## Exercise prompt
Select and reproduce each line of the listing below that bears the string "text".

## Raw records
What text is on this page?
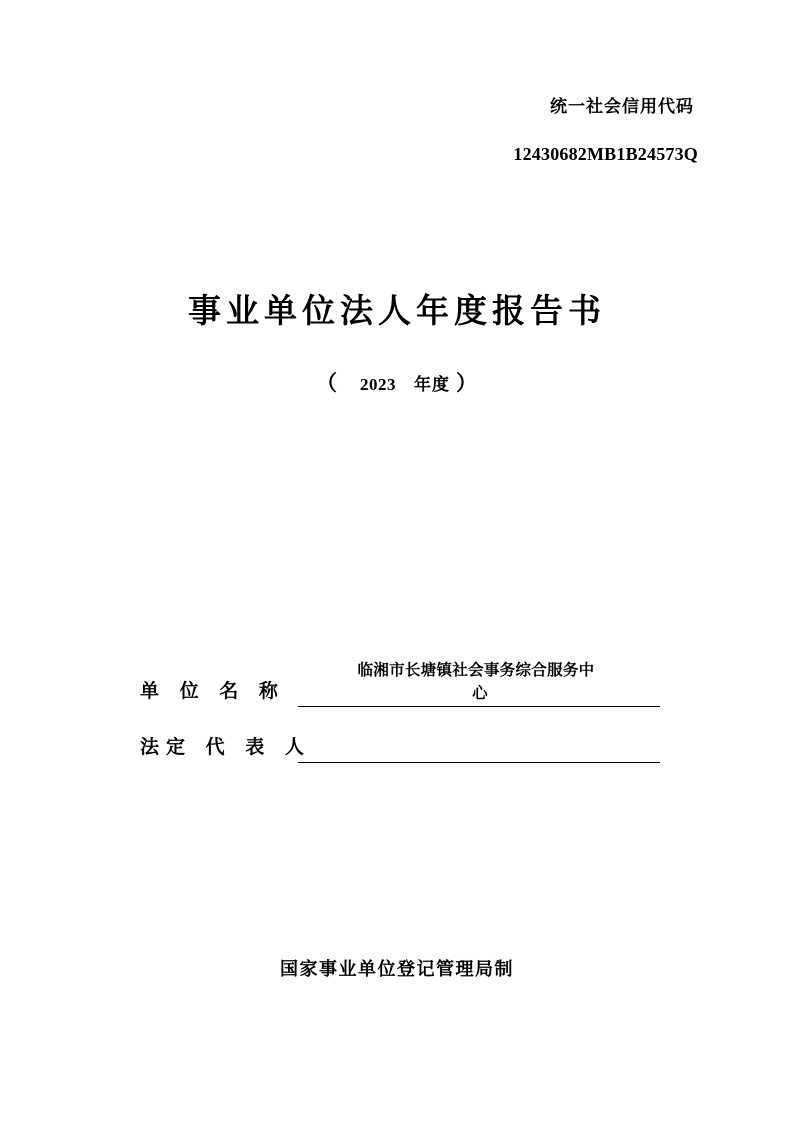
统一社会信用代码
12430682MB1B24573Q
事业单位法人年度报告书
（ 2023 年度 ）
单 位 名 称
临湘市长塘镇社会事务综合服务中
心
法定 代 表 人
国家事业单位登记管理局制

--

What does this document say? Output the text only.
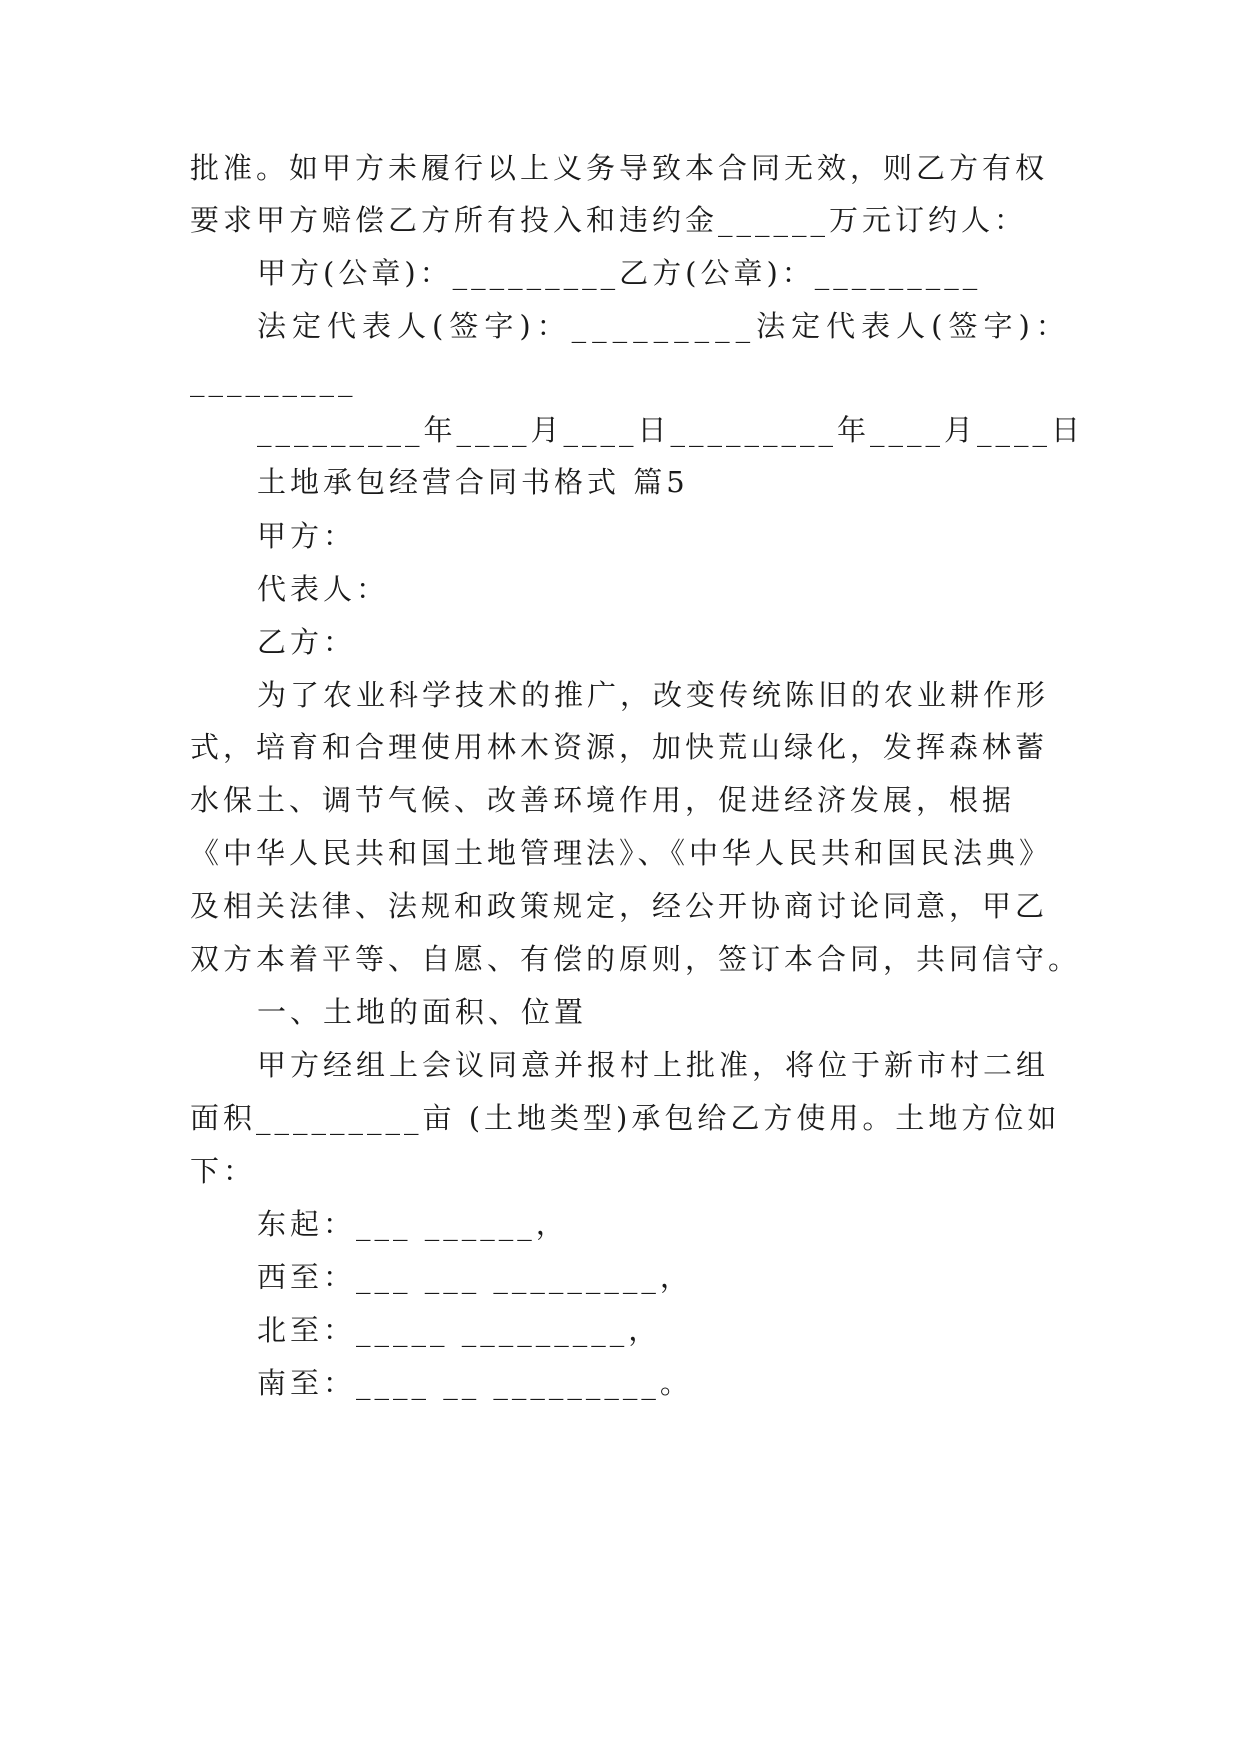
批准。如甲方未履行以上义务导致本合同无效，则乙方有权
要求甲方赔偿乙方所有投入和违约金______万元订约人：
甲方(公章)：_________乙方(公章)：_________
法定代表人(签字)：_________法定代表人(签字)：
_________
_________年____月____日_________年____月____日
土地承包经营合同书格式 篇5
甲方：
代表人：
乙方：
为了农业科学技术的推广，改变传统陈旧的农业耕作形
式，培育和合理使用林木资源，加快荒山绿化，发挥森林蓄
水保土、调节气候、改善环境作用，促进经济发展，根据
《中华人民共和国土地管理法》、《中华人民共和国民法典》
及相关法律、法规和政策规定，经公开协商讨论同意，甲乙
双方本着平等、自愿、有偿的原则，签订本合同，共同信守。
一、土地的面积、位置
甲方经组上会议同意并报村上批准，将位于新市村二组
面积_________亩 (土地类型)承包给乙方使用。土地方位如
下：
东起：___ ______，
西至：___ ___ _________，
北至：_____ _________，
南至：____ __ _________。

## Task solution
What text is on this page?
What does this document say? Output the text only.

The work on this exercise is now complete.